Description of the task: Produce a verbatim transcription of the records below, beginning at the line containing "Extract all readable text from this page." and ending at the final line; include only those lines.

**********

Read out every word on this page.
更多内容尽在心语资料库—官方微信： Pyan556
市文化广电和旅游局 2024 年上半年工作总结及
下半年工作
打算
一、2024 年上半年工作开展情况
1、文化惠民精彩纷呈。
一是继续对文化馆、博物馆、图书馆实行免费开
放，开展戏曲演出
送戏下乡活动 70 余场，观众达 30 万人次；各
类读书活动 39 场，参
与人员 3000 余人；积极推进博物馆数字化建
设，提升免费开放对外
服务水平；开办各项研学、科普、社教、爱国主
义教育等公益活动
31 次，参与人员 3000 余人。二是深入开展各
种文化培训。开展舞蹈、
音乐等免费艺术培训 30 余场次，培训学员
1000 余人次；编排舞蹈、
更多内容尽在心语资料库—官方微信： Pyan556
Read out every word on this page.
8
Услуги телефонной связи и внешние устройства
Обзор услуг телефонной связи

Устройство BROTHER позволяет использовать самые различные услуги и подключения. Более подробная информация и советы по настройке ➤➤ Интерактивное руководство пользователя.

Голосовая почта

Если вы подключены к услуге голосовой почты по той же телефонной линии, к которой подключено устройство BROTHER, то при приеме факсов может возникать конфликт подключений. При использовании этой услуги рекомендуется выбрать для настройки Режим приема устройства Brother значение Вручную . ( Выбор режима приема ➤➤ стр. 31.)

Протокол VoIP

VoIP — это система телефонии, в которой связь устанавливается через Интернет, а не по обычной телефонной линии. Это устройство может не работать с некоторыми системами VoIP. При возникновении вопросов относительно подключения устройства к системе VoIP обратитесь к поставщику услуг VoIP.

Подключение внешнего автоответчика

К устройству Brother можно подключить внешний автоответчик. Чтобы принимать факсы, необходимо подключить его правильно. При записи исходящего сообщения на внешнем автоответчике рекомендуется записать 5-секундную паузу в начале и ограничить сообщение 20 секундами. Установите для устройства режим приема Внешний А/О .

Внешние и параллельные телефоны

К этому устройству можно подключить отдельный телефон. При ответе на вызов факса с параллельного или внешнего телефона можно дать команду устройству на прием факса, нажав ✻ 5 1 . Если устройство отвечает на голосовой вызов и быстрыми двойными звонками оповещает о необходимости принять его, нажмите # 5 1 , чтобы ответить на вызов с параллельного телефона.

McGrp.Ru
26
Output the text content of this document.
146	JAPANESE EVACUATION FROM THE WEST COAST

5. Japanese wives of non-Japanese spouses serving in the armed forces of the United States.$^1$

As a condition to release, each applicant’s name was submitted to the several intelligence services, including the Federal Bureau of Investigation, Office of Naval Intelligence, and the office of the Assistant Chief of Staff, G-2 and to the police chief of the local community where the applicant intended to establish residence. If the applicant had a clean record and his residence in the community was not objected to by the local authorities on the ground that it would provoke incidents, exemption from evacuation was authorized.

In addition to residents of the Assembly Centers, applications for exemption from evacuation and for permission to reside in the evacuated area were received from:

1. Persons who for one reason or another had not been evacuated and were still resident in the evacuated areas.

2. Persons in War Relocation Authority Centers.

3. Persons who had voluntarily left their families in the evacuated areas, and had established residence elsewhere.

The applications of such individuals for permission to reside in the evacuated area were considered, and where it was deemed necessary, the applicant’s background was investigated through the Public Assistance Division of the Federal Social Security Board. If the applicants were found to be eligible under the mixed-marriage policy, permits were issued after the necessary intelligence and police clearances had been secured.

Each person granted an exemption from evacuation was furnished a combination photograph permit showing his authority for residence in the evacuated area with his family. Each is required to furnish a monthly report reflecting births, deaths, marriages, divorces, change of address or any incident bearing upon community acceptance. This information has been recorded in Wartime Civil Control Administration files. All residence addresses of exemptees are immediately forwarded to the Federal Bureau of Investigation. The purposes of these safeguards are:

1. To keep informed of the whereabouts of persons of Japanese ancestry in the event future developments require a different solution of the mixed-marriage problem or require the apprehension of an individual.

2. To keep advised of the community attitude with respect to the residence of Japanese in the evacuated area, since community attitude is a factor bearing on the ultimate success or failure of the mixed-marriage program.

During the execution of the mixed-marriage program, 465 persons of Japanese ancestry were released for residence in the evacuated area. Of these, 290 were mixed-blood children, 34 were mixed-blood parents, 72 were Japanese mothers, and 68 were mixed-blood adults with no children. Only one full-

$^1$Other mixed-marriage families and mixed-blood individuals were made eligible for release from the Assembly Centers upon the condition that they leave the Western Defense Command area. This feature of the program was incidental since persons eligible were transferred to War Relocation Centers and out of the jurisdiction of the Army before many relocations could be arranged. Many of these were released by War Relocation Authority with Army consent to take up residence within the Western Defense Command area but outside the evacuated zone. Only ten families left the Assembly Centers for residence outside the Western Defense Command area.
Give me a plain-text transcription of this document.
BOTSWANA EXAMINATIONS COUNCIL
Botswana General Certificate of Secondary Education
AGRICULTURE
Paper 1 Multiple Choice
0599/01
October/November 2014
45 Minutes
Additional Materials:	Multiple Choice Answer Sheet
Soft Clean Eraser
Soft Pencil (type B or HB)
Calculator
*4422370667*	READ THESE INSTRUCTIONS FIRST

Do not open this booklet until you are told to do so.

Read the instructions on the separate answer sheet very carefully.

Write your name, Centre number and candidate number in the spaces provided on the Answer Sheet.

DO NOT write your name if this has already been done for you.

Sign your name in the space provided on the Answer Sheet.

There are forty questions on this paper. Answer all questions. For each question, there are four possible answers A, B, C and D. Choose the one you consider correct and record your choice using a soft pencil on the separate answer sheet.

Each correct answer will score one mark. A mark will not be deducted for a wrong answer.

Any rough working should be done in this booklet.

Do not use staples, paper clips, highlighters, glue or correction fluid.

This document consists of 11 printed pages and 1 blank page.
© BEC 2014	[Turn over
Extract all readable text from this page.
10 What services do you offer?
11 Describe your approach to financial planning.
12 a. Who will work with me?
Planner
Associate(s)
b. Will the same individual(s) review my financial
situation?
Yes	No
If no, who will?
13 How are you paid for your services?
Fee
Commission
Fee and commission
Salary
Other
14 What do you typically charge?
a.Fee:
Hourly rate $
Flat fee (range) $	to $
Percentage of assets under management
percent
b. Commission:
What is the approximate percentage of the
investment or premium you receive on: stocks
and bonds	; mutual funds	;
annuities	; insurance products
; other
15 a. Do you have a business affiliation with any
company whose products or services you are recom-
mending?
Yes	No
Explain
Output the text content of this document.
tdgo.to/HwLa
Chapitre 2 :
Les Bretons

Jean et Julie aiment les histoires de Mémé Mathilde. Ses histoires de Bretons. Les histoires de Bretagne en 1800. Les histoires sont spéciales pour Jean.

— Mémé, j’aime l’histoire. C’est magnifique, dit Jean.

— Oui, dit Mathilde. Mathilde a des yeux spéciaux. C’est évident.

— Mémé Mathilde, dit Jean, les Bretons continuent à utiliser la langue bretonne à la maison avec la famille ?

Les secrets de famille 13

**********

Full output:
Extract all readable text from this page.
10 What services do you offer?
11 Describe your approach to financial planning.
12 a. Who will work with me?
Planner
Associate(s)
b. Will the same individual(s) review my financial
situation?
Yes	No
If no, who will?
13 How are you paid for your services?
Fee
Commission
Fee and commission
Salary
Other
14 What do you typically charge?
a.Fee:
Hourly rate $
Flat fee (range) $	to $
Percentage of assets under management
percent
b. Commission:
What is the approximate percentage of the
investment or premium you receive on: stocks
and bonds	; mutual funds	;
annuities	; insurance products
; other
15 a. Do you have a business affiliation with any
company whose products or services you are recom-
mending?
Yes	No
Explain
Output the text content of this document.
tdgo.to/HwLa
Chapitre 2 :
Les Bretons

Jean et Julie aiment les histoires de Mémé Mathilde. Ses histoires de Bretons. Les histoires de Bretagne en 1800. Les histoires sont spéciales pour Jean.

— Mémé, j’aime l’histoire. C’est magnifique, dit Jean.

— Oui, dit Mathilde. Mathilde a des yeux spéciaux. C’est évident.

— Mémé Mathilde, dit Jean, les Bretons continuent à utiliser la langue bretonne à la maison avec la famille ?

Les secrets de famille 13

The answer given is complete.